Records from a data collection
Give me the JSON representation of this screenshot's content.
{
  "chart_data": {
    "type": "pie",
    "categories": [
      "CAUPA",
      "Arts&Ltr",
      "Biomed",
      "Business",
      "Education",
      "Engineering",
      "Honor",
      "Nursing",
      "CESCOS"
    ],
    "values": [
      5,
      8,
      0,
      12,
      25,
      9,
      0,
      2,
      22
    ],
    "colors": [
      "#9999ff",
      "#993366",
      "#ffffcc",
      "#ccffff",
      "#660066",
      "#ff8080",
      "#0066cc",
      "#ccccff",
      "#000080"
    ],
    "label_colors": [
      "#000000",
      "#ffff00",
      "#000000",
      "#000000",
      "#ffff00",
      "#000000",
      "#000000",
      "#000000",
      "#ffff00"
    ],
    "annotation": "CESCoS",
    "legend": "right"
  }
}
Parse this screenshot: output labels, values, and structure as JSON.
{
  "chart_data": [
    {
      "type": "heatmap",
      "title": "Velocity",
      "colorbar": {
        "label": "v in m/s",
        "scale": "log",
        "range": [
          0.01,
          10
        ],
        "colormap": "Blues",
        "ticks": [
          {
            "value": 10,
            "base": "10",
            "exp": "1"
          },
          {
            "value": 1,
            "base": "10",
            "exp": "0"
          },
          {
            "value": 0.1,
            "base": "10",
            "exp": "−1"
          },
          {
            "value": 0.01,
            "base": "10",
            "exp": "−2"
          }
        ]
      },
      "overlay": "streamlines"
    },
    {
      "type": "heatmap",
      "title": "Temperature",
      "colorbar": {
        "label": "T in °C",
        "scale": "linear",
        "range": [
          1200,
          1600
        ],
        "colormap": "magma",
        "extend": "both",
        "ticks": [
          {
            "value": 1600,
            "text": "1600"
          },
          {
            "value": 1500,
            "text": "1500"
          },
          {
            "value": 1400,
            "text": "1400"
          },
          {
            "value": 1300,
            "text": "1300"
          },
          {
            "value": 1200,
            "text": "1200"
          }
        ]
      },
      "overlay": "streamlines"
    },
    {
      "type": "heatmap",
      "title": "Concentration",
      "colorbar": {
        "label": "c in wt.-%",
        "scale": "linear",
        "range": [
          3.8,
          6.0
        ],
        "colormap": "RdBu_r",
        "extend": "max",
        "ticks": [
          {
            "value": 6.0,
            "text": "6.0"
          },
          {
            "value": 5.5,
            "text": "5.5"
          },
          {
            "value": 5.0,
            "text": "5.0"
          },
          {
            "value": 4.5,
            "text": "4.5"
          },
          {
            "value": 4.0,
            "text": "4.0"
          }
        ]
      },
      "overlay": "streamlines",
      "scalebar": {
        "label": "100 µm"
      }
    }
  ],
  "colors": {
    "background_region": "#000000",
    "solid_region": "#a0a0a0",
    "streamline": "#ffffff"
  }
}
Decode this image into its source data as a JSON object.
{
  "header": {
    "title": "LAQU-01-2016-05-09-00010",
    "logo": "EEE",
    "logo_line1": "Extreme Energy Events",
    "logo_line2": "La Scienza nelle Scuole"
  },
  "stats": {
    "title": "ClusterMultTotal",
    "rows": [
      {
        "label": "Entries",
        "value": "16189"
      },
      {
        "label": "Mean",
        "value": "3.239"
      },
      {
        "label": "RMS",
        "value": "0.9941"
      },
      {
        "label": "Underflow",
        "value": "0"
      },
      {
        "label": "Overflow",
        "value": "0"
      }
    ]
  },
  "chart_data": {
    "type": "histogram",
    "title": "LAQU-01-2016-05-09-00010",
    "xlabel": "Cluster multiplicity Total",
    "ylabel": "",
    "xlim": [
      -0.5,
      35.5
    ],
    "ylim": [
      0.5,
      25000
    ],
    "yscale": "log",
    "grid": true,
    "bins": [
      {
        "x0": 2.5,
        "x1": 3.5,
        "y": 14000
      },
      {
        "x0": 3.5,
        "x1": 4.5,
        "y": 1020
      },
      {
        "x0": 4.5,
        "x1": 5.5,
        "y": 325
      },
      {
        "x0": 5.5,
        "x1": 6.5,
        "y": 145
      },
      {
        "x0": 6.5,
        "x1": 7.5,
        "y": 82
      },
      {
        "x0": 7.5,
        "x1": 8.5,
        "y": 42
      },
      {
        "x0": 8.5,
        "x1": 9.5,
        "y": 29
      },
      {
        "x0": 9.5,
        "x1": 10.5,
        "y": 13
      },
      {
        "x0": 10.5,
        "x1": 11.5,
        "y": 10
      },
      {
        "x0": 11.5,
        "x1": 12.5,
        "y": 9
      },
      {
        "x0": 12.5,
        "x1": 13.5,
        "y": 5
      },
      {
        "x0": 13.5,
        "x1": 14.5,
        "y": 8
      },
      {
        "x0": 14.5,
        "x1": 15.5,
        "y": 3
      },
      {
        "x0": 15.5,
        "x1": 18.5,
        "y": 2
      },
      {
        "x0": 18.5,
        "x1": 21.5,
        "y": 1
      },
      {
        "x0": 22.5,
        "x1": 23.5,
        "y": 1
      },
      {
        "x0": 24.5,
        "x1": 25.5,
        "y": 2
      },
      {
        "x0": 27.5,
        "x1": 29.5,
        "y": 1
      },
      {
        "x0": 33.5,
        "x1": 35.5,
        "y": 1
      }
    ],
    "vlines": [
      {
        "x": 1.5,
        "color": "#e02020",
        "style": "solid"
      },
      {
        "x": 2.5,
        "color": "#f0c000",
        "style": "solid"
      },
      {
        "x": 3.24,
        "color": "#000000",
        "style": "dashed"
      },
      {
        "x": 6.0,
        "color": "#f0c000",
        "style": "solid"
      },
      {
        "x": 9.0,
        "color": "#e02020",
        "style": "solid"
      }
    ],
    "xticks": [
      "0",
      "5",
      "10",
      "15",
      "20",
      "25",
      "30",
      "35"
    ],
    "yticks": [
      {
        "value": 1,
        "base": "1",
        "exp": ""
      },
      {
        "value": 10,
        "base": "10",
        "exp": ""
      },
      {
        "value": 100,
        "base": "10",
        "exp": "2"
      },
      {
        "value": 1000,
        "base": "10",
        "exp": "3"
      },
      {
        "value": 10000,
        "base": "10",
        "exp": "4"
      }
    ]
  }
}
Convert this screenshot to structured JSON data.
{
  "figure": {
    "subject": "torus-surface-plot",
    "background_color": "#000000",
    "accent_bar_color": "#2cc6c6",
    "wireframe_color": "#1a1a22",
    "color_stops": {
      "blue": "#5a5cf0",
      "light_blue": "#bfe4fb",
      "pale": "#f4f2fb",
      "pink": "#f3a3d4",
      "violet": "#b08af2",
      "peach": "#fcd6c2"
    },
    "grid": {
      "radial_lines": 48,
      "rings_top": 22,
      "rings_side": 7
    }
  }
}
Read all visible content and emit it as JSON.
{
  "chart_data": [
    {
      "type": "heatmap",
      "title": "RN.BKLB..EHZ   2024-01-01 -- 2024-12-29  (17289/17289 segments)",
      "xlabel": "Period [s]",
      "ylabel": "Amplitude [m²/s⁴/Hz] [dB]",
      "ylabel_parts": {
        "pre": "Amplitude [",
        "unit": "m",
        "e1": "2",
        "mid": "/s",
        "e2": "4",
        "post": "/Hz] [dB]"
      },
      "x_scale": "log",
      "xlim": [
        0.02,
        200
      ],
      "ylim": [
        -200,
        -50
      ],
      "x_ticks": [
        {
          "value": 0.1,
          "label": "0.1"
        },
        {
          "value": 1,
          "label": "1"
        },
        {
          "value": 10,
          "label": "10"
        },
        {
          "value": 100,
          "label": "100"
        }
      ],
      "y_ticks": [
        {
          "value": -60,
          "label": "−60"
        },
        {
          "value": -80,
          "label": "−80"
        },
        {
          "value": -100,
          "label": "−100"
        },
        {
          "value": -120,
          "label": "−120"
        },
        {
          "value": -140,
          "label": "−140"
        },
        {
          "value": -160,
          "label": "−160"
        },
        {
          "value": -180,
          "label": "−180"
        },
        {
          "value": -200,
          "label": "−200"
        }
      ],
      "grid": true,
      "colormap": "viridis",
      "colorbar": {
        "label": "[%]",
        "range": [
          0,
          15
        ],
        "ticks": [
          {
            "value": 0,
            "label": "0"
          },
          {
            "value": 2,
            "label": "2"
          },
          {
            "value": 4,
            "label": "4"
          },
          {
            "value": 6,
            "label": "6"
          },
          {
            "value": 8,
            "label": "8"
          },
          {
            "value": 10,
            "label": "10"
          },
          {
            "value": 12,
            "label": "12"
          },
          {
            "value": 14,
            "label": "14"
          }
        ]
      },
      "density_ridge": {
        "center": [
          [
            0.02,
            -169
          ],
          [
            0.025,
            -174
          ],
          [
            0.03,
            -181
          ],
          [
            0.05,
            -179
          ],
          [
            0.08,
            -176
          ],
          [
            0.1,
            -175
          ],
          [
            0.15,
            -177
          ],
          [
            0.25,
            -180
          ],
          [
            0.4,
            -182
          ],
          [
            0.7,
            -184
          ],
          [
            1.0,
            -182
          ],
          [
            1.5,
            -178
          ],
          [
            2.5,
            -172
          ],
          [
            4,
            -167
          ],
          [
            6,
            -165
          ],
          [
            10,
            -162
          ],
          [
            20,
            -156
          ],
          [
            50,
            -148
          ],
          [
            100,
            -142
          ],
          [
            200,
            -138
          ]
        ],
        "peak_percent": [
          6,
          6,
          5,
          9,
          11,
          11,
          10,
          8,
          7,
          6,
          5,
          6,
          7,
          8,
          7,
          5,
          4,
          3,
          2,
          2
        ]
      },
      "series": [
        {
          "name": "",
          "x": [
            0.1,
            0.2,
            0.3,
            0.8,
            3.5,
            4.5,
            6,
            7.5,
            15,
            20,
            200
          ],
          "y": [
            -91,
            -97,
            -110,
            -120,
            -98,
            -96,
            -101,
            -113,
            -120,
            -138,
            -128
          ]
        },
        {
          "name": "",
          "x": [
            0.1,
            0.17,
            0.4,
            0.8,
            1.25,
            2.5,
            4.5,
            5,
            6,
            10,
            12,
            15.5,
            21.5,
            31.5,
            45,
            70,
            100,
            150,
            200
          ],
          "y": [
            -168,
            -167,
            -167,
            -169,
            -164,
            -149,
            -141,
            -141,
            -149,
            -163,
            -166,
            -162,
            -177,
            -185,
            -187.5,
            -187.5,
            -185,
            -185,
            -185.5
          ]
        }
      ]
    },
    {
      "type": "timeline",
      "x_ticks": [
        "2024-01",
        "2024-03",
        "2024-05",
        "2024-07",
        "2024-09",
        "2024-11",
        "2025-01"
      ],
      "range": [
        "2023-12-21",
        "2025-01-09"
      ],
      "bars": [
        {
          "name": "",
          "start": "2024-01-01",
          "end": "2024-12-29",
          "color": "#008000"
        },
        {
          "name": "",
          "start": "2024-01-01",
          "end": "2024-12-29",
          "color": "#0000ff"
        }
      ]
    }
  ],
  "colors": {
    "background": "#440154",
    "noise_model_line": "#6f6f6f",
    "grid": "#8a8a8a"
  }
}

WHAT YOU NEED TO DO:
All lines above containing the string "xlabel" are to be collected.

FULL OUTPUT:
    "xlabel": "Cluster multiplicity Total",
      "xlabel": "Period [s]",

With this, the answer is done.